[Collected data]
##############################
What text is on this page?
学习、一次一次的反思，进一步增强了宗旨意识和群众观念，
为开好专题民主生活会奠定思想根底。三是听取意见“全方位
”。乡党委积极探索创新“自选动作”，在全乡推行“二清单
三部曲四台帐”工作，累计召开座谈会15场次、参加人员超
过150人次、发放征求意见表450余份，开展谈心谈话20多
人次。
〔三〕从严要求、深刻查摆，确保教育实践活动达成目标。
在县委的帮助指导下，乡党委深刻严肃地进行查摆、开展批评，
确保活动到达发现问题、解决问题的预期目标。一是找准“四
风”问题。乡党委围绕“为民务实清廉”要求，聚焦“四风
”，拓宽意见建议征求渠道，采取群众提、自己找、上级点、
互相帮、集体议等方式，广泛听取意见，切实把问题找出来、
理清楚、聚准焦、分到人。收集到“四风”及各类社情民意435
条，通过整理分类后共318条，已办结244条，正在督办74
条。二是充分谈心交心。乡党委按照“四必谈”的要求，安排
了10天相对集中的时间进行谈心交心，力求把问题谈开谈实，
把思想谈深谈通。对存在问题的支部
##############################
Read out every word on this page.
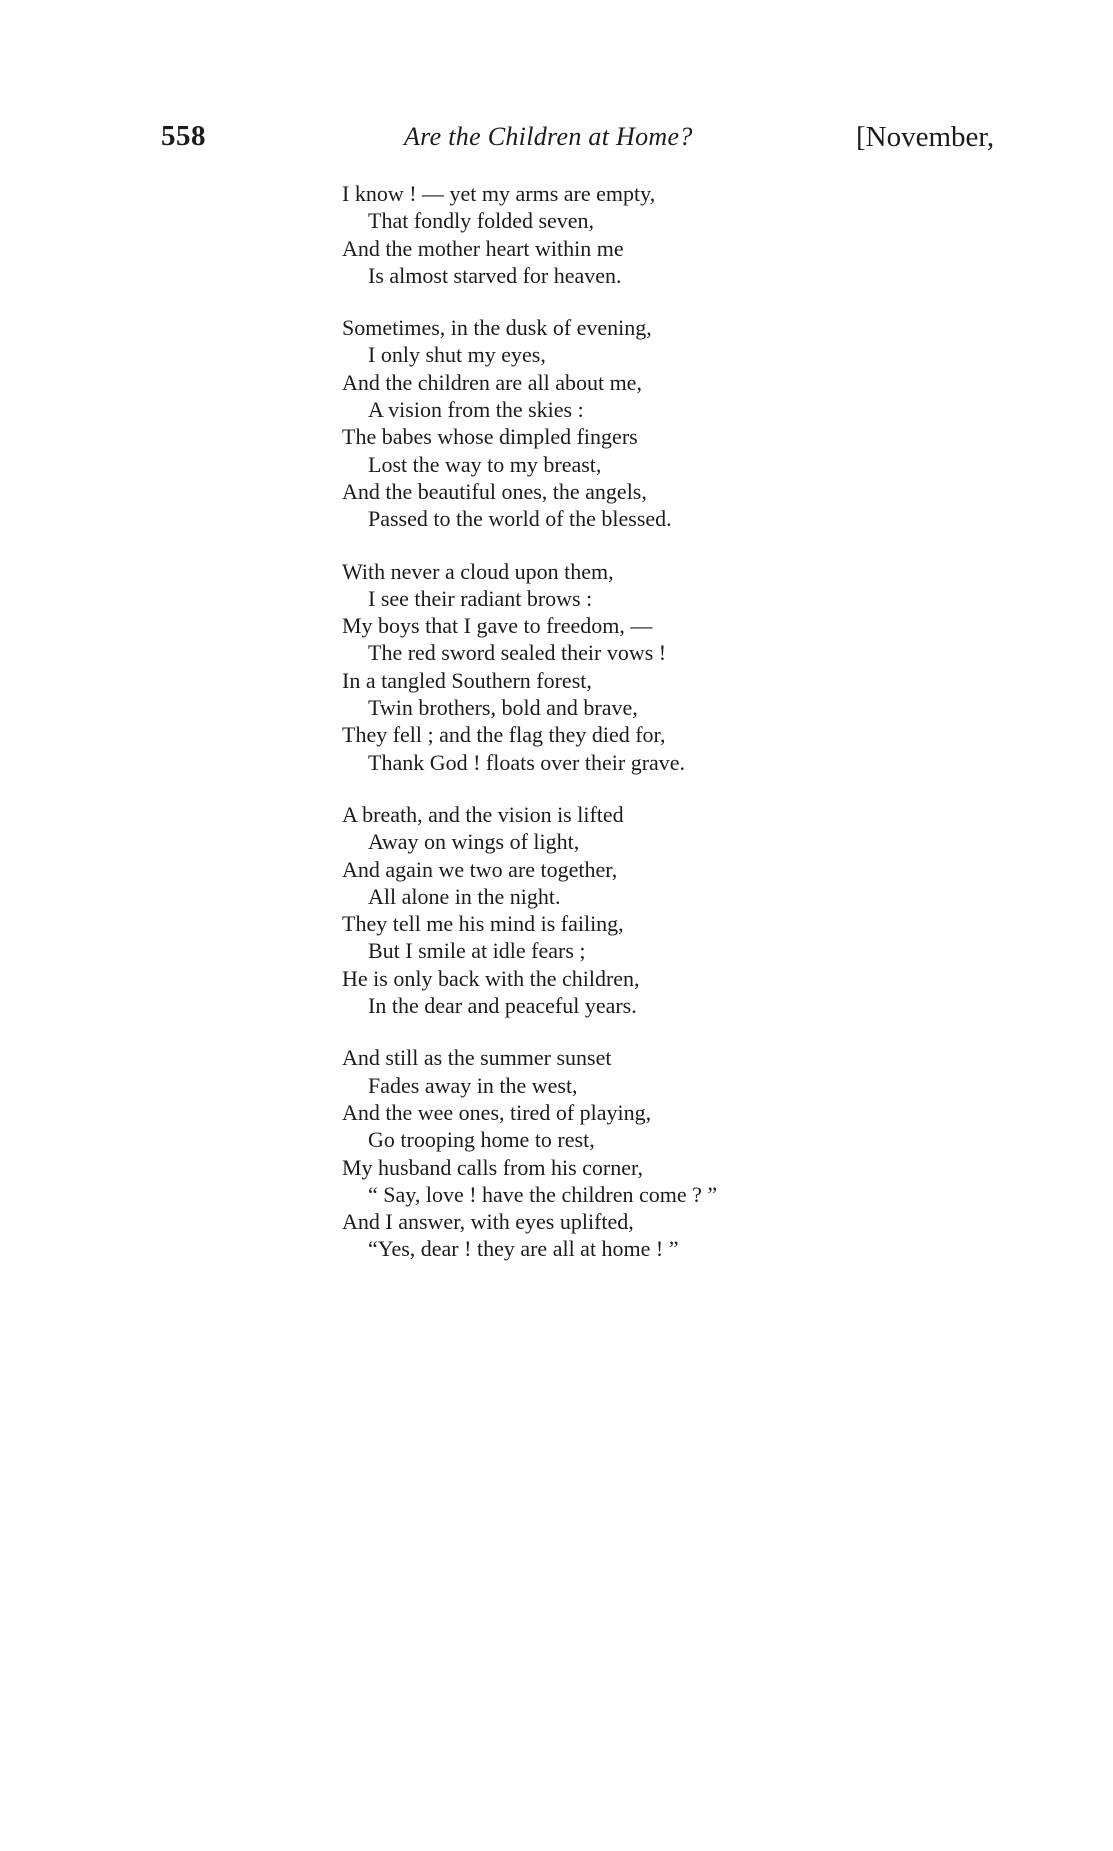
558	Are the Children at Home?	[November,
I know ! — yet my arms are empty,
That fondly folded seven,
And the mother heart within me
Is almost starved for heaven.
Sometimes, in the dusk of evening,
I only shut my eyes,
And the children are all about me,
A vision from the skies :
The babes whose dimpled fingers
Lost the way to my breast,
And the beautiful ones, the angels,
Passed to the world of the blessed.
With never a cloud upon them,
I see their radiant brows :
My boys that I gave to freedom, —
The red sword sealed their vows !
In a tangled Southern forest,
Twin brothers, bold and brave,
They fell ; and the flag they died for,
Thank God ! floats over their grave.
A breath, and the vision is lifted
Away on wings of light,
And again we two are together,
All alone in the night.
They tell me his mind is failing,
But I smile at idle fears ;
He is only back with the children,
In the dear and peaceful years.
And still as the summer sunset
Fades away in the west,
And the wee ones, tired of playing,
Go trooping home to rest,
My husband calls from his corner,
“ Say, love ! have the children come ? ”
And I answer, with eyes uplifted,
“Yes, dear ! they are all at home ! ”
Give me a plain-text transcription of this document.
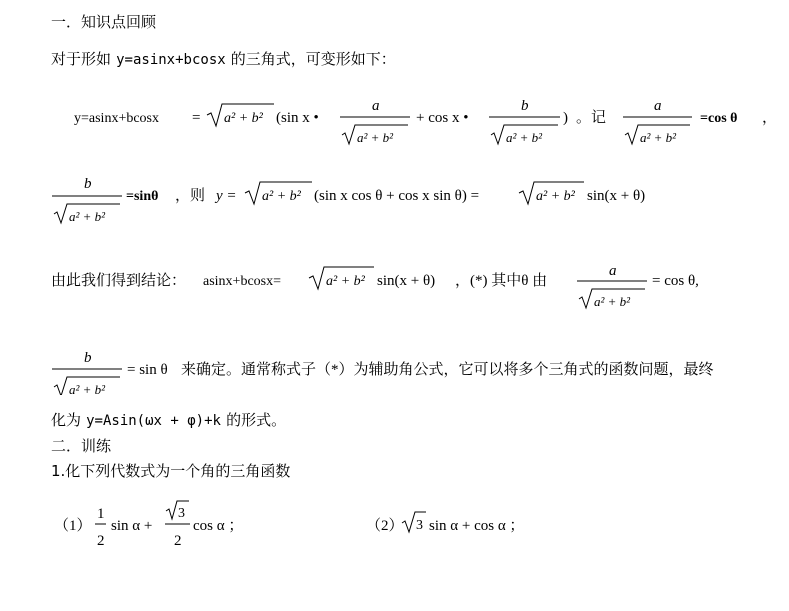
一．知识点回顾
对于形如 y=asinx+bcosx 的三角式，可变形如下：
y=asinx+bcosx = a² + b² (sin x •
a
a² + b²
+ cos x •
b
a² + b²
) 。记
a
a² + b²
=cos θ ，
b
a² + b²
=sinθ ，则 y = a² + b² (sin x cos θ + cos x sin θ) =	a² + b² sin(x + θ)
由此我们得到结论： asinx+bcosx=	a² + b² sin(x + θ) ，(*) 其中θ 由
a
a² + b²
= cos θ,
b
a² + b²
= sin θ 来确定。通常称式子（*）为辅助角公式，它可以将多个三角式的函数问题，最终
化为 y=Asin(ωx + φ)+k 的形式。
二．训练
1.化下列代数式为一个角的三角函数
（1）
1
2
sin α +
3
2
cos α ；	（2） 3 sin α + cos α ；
##############################
### Task goal:
Give only the number of lines in the material above that hold the word "page".

### Final answer:
2